[Dataset entries]
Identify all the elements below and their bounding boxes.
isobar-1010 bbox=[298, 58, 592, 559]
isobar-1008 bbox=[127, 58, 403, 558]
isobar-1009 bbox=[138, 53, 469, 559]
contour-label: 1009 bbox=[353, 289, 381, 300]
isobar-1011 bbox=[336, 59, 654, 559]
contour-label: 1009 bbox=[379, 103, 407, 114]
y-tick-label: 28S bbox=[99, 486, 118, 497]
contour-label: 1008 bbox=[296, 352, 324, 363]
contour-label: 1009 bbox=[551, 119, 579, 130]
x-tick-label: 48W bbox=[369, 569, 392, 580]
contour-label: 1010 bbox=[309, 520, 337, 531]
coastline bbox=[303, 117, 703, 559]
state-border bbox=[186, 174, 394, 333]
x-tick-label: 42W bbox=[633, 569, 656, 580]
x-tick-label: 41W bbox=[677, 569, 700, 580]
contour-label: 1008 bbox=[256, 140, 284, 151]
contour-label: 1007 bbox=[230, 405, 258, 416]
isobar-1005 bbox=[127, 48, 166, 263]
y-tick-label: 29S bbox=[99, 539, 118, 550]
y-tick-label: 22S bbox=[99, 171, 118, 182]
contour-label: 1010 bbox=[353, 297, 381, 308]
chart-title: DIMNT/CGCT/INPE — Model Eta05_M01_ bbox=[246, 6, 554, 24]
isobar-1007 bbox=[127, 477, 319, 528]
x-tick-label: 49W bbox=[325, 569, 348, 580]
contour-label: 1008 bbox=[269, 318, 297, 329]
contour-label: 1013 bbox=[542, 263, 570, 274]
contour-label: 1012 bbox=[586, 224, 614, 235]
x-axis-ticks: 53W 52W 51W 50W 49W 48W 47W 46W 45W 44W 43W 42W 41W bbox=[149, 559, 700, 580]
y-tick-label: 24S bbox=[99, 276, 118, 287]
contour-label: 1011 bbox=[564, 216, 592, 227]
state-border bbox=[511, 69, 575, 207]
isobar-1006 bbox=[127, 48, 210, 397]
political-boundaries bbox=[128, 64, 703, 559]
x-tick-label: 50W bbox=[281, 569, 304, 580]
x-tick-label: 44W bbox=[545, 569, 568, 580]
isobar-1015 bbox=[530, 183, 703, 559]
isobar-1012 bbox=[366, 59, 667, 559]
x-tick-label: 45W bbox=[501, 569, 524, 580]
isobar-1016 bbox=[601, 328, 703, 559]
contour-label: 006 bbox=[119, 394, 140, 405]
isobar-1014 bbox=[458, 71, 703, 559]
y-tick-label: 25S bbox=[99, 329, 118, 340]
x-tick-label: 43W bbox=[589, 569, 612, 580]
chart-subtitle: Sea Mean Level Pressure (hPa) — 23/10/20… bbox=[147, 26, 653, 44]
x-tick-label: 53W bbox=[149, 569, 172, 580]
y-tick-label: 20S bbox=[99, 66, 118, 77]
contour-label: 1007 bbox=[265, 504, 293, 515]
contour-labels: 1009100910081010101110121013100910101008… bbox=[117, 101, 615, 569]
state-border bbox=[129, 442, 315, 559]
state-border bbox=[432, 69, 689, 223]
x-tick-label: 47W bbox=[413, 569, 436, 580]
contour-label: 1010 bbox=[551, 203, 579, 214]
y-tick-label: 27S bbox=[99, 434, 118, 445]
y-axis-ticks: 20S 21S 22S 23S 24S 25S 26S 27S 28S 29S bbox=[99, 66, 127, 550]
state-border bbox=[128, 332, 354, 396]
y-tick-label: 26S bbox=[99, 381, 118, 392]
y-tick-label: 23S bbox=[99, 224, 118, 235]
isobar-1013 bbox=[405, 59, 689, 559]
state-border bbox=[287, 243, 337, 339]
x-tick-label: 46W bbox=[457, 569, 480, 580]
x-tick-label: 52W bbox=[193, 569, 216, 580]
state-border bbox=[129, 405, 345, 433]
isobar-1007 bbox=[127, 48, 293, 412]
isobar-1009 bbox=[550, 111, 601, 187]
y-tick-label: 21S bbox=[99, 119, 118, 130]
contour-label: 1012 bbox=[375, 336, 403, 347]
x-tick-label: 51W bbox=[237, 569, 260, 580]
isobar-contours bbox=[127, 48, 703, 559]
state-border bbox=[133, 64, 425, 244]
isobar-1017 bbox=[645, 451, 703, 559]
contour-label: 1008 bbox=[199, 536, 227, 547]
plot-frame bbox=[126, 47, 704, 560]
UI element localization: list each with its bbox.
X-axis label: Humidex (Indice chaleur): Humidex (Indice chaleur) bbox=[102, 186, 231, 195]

● Written request
Render every line of the listing above as a JSON list of strings, with one string per line and blank lines omitted.

● Written answer
[
  "Identify all the elements below and their bounding boxes.",
  "isobar-1010 bbox=[298, 58, 592, 559]",
  "isobar-1008 bbox=[127, 58, 403, 558]",
  "isobar-1009 bbox=[138, 53, 469, 559]",
  "contour-label: 1009 bbox=[353, 289, 381, 300]",
  "isobar-1011 bbox=[336, 59, 654, 559]",
  "contour-label: 1009 bbox=[379, 103, 407, 114]",
  "y-tick-label: 28S bbox=[99, 486, 118, 497]",
  "contour-label: 1008 bbox=[296, 352, 324, 363]",
  "contour-label: 1009 bbox=[551, 119, 579, 130]",
  "x-tick-label: 48W bbox=[369, 569, 392, 580]",
  "contour-label: 1010 bbox=[309, 520, 337, 531]",
  "coastline bbox=[303, 117, 703, 559]",
  "state-border bbox=[186, 174, 394, 333]",
  "x-tick-label: 42W bbox=[633, 569, 656, 580]",
  "x-tick-label: 41W bbox=[677, 569, 700, 580]",
  "contour-label: 1008 bbox=[256, 140, 284, 151]",
  "contour-label: 1007 bbox=[230, 405, 258, 416]",
  "isobar-1005 bbox=[127, 48, 166, 263]",
  "y-tick-label: 29S bbox=[99, 539, 118, 550]",
  "y-tick-label: 22S bbox=[99, 171, 118, 182]",
  "contour-label: 1010 bbox=[353, 297, 381, 308]",
  "chart-title: DIMNT/CGCT/INPE — Model Eta05_M01_ bbox=[246, 6, 554, 24]",
  "isobar-1007 bbox=[127, 477, 319, 528]",
  "x-tick-label: 49W bbox=[325, 569, 348, 580]",
  "contour-label: 1008 bbox=[269, 318, 297, 329]",
  "contour-label: 1013 bbox=[542, 263, 570, 274]",
  "contour-label: 1012 bbox=[586, 224, 614, 235]",
  "x-axis-ticks: 53W 52W 51W 50W 49W 48W 47W 46W 45W 44W 43W 42W 41W bbox=[149, 559, 700, 580]",
  "y-tick-label: 24S bbox=[99, 276, 118, 287]",
  "contour-label: 1011 bbox=[564, 216, 592, 227]",
  "state-border bbox=[511, 69, 575, 207]",
  "isobar-1006 bbox=[127, 48, 210, 397]",
  "political-boundaries bbox=[128, 64, 703, 559]",
  "x-tick-label: 50W bbox=[281, 569, 304, 580]",
  "x-tick-label: 44W bbox=[545, 569, 568, 580]",
  "isobar-1015 bbox=[530, 183, 703, 559]",
  "isobar-1012 bbox=[366, 59, 667, 559]",
  "x-tick-label: 45W bbox=[501, 569, 524, 580]",
  "isobar-1016 bbox=[601, 328, 703, 559]",
  "contour-label: 006 bbox=[119, 394, 140, 405]",
  "isobar-1014 bbox=[458, 71, 703, 559]",
  "y-tick-label: 25S bbox=[99, 329, 118, 340]",
  "x-tick-label: 43W bbox=[589, 569, 612, 580]",
  "chart-subtitle: Sea Mean Level Pressure (hPa) — 23/10/20… bbox=[147, 26, 653, 44]",
  "x-tick-label: 53W bbox=[149, 569, 172, 580]",
  "y-tick-label: 20S bbox=[99, 66, 118, 77]",
  "contour-label: 1007 bbox=[265, 504, 293, 515]",
  "contour-labels: 1009100910081010101110121013100910101008… bbox=[117, 101, 615, 569]",
  "state-border bbox=[129, 442, 315, 559]",
  "state-border bbox=[432, 69, 689, 223]",
  "x-tick-label: 47W bbox=[413, 569, 436, 580]",
  "contour-label: 1010 bbox=[551, 203, 579, 214]",
  "y-tick-label: 27S bbox=[99, 434, 118, 445]",
  "y-axis-ticks: 20S 21S 22S 23S 24S 25S 26S 27S 28S 29S bbox=[99, 66, 127, 550]",
  "state-border bbox=[128, 332, 354, 396]",
  "y-tick-label: 26S bbox=[99, 381, 118, 392]",
  "y-tick-label: 23S bbox=[99, 224, 118, 235]",
  "isobar-1013 bbox=[405, 59, 689, 559]",
  "state-border bbox=[287, 243, 337, 339]",
  "x-tick-label: 46W bbox=[457, 569, 480, 580]",
  "x-tick-label: 52W bbox=[193, 569, 216, 580]",
  "state-border bbox=[129, 405, 345, 433]",
  "isobar-1007 bbox=[127, 48, 293, 412]",
  "isobar-1009 bbox=[550, 111, 601, 187]",
  "y-tick-label: 21S bbox=[99, 119, 118, 130]",
  "contour-label: 1012 bbox=[375, 336, 403, 347]",
  "x-tick-label: 51W bbox=[237, 569, 260, 580]",
  "isobar-contours bbox=[127, 48, 703, 559]",
  "state-border bbox=[133, 64, 425, 244]",
  "isobar-1017 bbox=[645, 451, 703, 559]",
  "contour-label: 1008 bbox=[199, 536, 227, 547]",
  "plot-frame bbox=[126, 47, 704, 560]",
  "UI element localization: list each with its bbox.",
  "X-axis label: Humidex (Indice chaleur): Humidex (Indice chaleur) bbox=[102, 186, 231, 195]"
]